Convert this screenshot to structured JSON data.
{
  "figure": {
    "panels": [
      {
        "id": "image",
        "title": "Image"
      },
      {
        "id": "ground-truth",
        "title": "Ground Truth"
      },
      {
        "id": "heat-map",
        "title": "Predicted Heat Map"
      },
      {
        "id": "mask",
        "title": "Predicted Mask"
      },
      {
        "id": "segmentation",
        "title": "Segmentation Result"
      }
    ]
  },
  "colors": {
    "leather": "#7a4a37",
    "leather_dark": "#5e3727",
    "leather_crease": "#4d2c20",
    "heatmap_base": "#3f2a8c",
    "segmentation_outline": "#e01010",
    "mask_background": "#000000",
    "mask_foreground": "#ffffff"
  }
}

* * *

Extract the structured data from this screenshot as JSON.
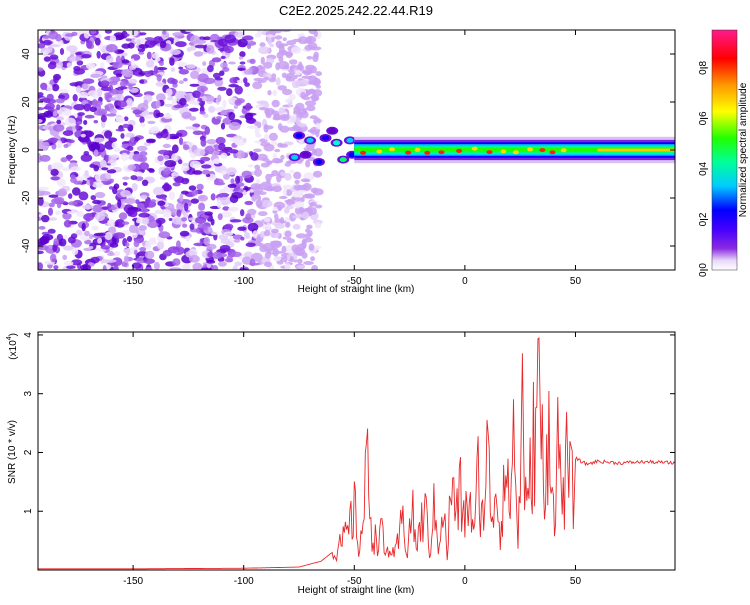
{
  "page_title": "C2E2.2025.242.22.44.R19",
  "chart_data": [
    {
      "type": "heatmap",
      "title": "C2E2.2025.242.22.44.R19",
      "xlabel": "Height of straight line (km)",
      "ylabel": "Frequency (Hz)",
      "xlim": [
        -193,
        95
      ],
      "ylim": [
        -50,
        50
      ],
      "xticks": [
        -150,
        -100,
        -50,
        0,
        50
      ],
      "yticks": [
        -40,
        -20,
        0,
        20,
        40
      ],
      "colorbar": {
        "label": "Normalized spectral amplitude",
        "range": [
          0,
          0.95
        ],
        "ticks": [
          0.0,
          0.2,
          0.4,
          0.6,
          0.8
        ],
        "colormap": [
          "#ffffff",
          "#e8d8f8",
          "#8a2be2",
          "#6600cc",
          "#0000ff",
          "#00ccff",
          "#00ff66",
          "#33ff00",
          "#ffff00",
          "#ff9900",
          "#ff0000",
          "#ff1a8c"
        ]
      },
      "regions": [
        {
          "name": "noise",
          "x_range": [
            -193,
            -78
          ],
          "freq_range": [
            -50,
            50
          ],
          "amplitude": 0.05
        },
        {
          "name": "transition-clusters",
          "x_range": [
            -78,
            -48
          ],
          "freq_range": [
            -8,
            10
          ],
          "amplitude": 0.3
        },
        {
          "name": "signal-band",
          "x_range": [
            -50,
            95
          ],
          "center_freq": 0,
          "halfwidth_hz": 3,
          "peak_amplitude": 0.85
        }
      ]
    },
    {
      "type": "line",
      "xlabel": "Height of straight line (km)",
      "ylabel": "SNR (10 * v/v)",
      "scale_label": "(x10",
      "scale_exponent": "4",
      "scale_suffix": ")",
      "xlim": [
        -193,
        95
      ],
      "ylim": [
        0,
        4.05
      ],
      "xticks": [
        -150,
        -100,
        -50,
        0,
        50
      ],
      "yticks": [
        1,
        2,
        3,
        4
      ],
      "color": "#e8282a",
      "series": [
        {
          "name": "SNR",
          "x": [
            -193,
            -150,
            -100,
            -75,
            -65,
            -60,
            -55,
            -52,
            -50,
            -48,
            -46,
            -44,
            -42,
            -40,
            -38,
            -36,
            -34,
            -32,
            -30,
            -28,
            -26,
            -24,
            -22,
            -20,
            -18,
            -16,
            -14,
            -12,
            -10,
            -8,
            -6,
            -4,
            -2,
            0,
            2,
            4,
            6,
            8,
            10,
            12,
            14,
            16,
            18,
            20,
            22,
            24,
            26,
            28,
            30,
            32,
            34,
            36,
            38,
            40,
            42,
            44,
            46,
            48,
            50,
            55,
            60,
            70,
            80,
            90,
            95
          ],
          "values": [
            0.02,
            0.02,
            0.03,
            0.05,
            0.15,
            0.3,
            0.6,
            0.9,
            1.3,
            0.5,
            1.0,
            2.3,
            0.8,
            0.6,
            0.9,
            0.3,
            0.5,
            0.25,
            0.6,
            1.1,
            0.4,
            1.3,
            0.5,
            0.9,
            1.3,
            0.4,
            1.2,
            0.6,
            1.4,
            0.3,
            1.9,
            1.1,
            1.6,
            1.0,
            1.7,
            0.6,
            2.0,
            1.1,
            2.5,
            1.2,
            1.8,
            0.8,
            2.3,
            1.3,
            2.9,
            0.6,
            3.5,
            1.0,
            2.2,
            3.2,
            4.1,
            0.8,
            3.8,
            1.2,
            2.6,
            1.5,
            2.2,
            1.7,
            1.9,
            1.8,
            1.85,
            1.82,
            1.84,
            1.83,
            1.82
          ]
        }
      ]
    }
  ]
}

> **Directions**
Tally the lines of the listing that include "Predicted". Reply with nothing but the count.

> **The response**
2